---- Stored data

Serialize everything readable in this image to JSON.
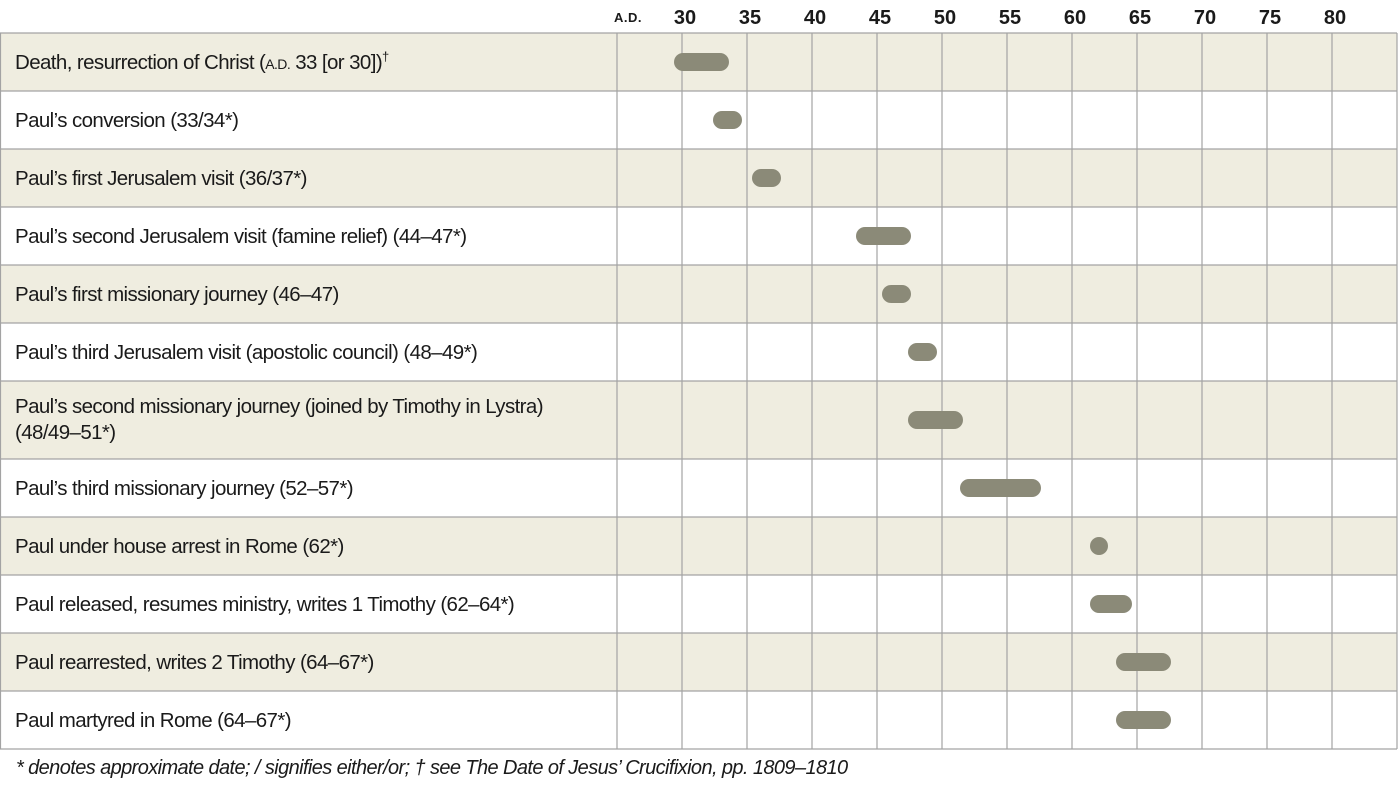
{
  "chart_data": {
    "type": "timeline",
    "era_label": "A.D.",
    "ticks": [
      "30",
      "35",
      "40",
      "45",
      "50",
      "55",
      "60",
      "65",
      "70",
      "75",
      "80"
    ],
    "xlim": [
      25,
      85
    ],
    "colors": {
      "bar": "#8b8a78",
      "row_shaded": "#efede0",
      "grid": "#a3a3a3"
    },
    "rows": [
      {
        "label": "Death, resurrection of Christ (",
        "label_sc": "a.d.",
        "label_rest": " 33 [or 30])",
        "sup": "†",
        "start": 30,
        "end": 33
      },
      {
        "label": "Paul’s conversion (33/34*)",
        "start": 33,
        "end": 34
      },
      {
        "label": "Paul’s first Jerusalem visit (36/37*)",
        "start": 36,
        "end": 37
      },
      {
        "label": "Paul’s second Jerusalem visit (famine relief) (44–47*)",
        "start": 44,
        "end": 47
      },
      {
        "label": "Paul’s first missionary journey (46–47)",
        "start": 46,
        "end": 47
      },
      {
        "label": "Paul’s third Jerusalem visit (apostolic council) (48–49*)",
        "start": 48,
        "end": 49
      },
      {
        "label": "Paul’s second missionary journey (joined by Timothy in Lystra)",
        "label2": "(48/49–51*)",
        "start": 48,
        "end": 51
      },
      {
        "label": "Paul’s third missionary journey (52–57*)",
        "start": 52,
        "end": 57
      },
      {
        "label": "Paul under house arrest in Rome (62*)",
        "start": 62,
        "end": 62
      },
      {
        "label": "Paul released, resumes ministry, writes 1 Timothy (62–64*)",
        "start": 62,
        "end": 64
      },
      {
        "label": "Paul rearrested, writes 2 Timothy (64–67*)",
        "start": 64,
        "end": 67
      },
      {
        "label": "Paul martyred in Rome (64–67*)",
        "start": 64,
        "end": 67
      }
    ],
    "footnote": "* denotes approximate date; / signifies either/or; † see The Date of Jesus’ Crucifixion, pp. 1809–1810"
  }
}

--------

## Request:
Every entry above is to be set down exactly; the pictures are to be left out.

## Solution for this problem:
Serialize everything readable in this image to JSON.
{
  "chart_data": {
    "type": "timeline",
    "era_label": "A.D.",
    "ticks": [
      "30",
      "35",
      "40",
      "45",
      "50",
      "55",
      "60",
      "65",
      "70",
      "75",
      "80"
    ],
    "xlim": [
      25,
      85
    ],
    "colors": {
      "bar": "#8b8a78",
      "row_shaded": "#efede0",
      "grid": "#a3a3a3"
    },
    "rows": [
      {
        "label": "Death, resurrection of Christ (",
        "label_sc": "a.d.",
        "label_rest": " 33 [or 30])",
        "sup": "†",
        "start": 30,
        "end": 33
      },
      {
        "label": "Paul’s conversion (33/34*)",
        "start": 33,
        "end": 34
      },
      {
        "label": "Paul’s first Jerusalem visit (36/37*)",
        "start": 36,
        "end": 37
      },
      {
        "label": "Paul’s second Jerusalem visit (famine relief) (44–47*)",
        "start": 44,
        "end": 47
      },
      {
        "label": "Paul’s first missionary journey (46–47)",
        "start": 46,
        "end": 47
      },
      {
        "label": "Paul’s third Jerusalem visit (apostolic council) (48–49*)",
        "start": 48,
        "end": 49
      },
      {
        "label": "Paul’s second missionary journey (joined by Timothy in Lystra)",
        "label2": "(48/49–51*)",
        "start": 48,
        "end": 51
      },
      {
        "label": "Paul’s third missionary journey (52–57*)",
        "start": 52,
        "end": 57
      },
      {
        "label": "Paul under house arrest in Rome (62*)",
        "start": 62,
        "end": 62
      },
      {
        "label": "Paul released, resumes ministry, writes 1 Timothy (62–64*)",
        "start": 62,
        "end": 64
      },
      {
        "label": "Paul rearrested, writes 2 Timothy (64–67*)",
        "start": 64,
        "end": 67
      },
      {
        "label": "Paul martyred in Rome (64–67*)",
        "start": 64,
        "end": 67
      }
    ],
    "footnote": "* denotes approximate date; / signifies either/or; † see The Date of Jesus’ Crucifixion, pp. 1809–1810"
  }
}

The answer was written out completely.